[Stored data]
------

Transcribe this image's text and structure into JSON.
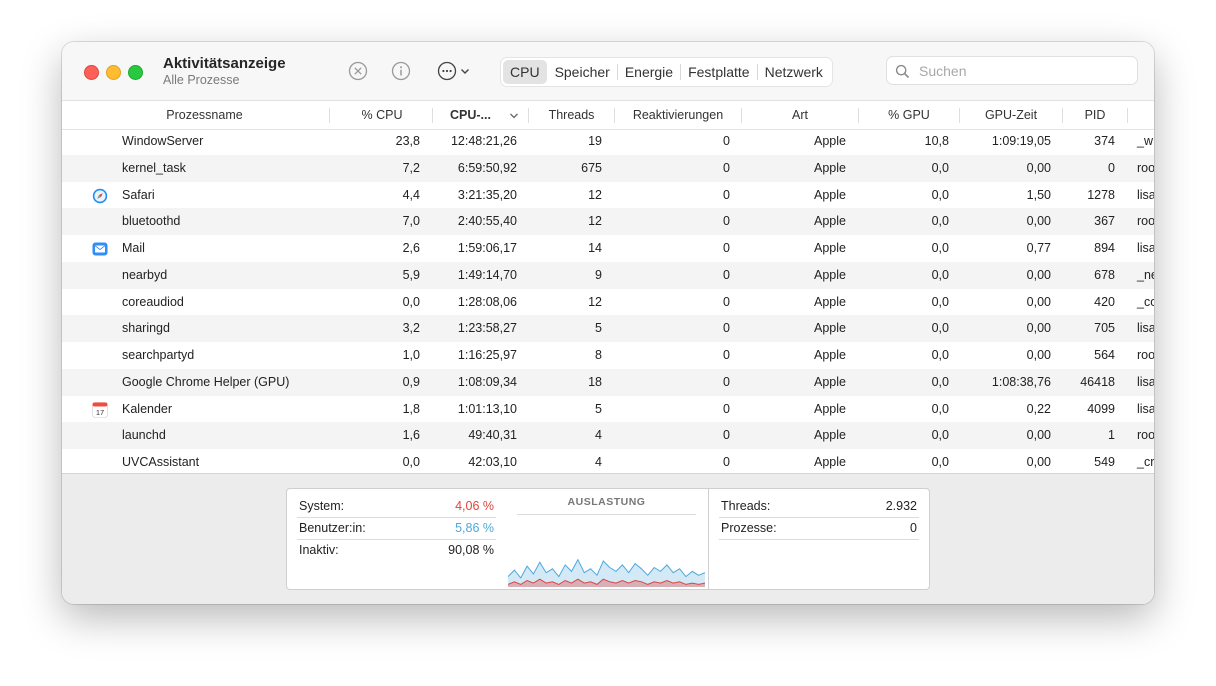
{
  "window": {
    "title": "Aktivitätsanzeige",
    "subtitle": "Alle Prozesse"
  },
  "toolbar": {
    "tabs": [
      "CPU",
      "Speicher",
      "Energie",
      "Festplatte",
      "Netzwerk"
    ],
    "active_tab": "CPU",
    "search_placeholder": "Suchen",
    "icons": [
      "stop-process-icon",
      "info-icon",
      "more-actions-icon",
      "chevron-down-icon",
      "search-icon"
    ]
  },
  "table": {
    "columns": [
      "Prozessname",
      "% CPU",
      "CPU-...",
      "Threads",
      "Reaktivierungen",
      "Art",
      "% GPU",
      "GPU-Zeit",
      "PID"
    ],
    "sorted_column": "CPU-...",
    "rows": [
      {
        "name": "WindowServer",
        "cpu": "23,8",
        "cputime": "12:48:21,26",
        "threads": "19",
        "wakeups": "0",
        "kind": "Apple",
        "gpu": "10,8",
        "gputime": "1:09:19,05",
        "pid": "374",
        "user": "_w",
        "icon": ""
      },
      {
        "name": "kernel_task",
        "cpu": "7,2",
        "cputime": "6:59:50,92",
        "threads": "675",
        "wakeups": "0",
        "kind": "Apple",
        "gpu": "0,0",
        "gputime": "0,00",
        "pid": "0",
        "user": "roo",
        "icon": ""
      },
      {
        "name": "Safari",
        "cpu": "4,4",
        "cputime": "3:21:35,20",
        "threads": "12",
        "wakeups": "0",
        "kind": "Apple",
        "gpu": "0,0",
        "gputime": "1,50",
        "pid": "1278",
        "user": "lisa",
        "icon": "safari-icon"
      },
      {
        "name": "bluetoothd",
        "cpu": "7,0",
        "cputime": "2:40:55,40",
        "threads": "12",
        "wakeups": "0",
        "kind": "Apple",
        "gpu": "0,0",
        "gputime": "0,00",
        "pid": "367",
        "user": "roo",
        "icon": ""
      },
      {
        "name": "Mail",
        "cpu": "2,6",
        "cputime": "1:59:06,17",
        "threads": "14",
        "wakeups": "0",
        "kind": "Apple",
        "gpu": "0,0",
        "gputime": "0,77",
        "pid": "894",
        "user": "lisa",
        "icon": "mail-icon"
      },
      {
        "name": "nearbyd",
        "cpu": "5,9",
        "cputime": "1:49:14,70",
        "threads": "9",
        "wakeups": "0",
        "kind": "Apple",
        "gpu": "0,0",
        "gputime": "0,00",
        "pid": "678",
        "user": "_ne",
        "icon": ""
      },
      {
        "name": "coreaudiod",
        "cpu": "0,0",
        "cputime": "1:28:08,06",
        "threads": "12",
        "wakeups": "0",
        "kind": "Apple",
        "gpu": "0,0",
        "gputime": "0,00",
        "pid": "420",
        "user": "_co",
        "icon": ""
      },
      {
        "name": "sharingd",
        "cpu": "3,2",
        "cputime": "1:23:58,27",
        "threads": "5",
        "wakeups": "0",
        "kind": "Apple",
        "gpu": "0,0",
        "gputime": "0,00",
        "pid": "705",
        "user": "lisa",
        "icon": ""
      },
      {
        "name": "searchpartyd",
        "cpu": "1,0",
        "cputime": "1:16:25,97",
        "threads": "8",
        "wakeups": "0",
        "kind": "Apple",
        "gpu": "0,0",
        "gputime": "0,00",
        "pid": "564",
        "user": "roo",
        "icon": ""
      },
      {
        "name": "Google Chrome Helper (GPU)",
        "cpu": "0,9",
        "cputime": "1:08:09,34",
        "threads": "18",
        "wakeups": "0",
        "kind": "Apple",
        "gpu": "0,0",
        "gputime": "1:08:38,76",
        "pid": "46418",
        "user": "lisa",
        "icon": ""
      },
      {
        "name": "Kalender",
        "cpu": "1,8",
        "cputime": "1:01:13,10",
        "threads": "5",
        "wakeups": "0",
        "kind": "Apple",
        "gpu": "0,0",
        "gputime": "0,22",
        "pid": "4099",
        "user": "lisa",
        "icon": "calendar-icon"
      },
      {
        "name": "launchd",
        "cpu": "1,6",
        "cputime": "49:40,31",
        "threads": "4",
        "wakeups": "0",
        "kind": "Apple",
        "gpu": "0,0",
        "gputime": "0,00",
        "pid": "1",
        "user": "roo",
        "icon": ""
      },
      {
        "name": "UVCAssistant",
        "cpu": "0,0",
        "cputime": "42:03,10",
        "threads": "4",
        "wakeups": "0",
        "kind": "Apple",
        "gpu": "0,0",
        "gputime": "0,00",
        "pid": "549",
        "user": "_cr",
        "icon": ""
      }
    ]
  },
  "stats": {
    "system_label": "System:",
    "system_value": "4,06 %",
    "user_label": "Benutzer:in:",
    "user_value": "5,86 %",
    "idle_label": "Inaktiv:",
    "idle_value": "90,08 %",
    "graph_title": "AUSLASTUNG",
    "threads_label": "Threads:",
    "threads_value": "2.932",
    "processes_label": "Prozesse:",
    "processes_value": "0"
  },
  "colors": {
    "system": "#e0443e",
    "user": "#4ea8dc"
  },
  "load_history": {
    "user": [
      6,
      9,
      5,
      11,
      7,
      13,
      8,
      10,
      6,
      12,
      9,
      15,
      8,
      10,
      7,
      14,
      11,
      9,
      12,
      8,
      13,
      10,
      7,
      11,
      9,
      12,
      8,
      10,
      6,
      9,
      7,
      8
    ],
    "system": [
      2,
      4,
      2,
      5,
      3,
      6,
      3,
      4,
      2,
      5,
      3,
      6,
      3,
      4,
      2,
      6,
      4,
      3,
      5,
      3,
      5,
      4,
      2,
      4,
      3,
      5,
      3,
      4,
      2,
      3,
      2,
      3
    ]
  }
}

------

### [Work to do]
Say how many lines of the data include the word "Prozesse". Nothing other than the number should be given.

### [Complete output]
2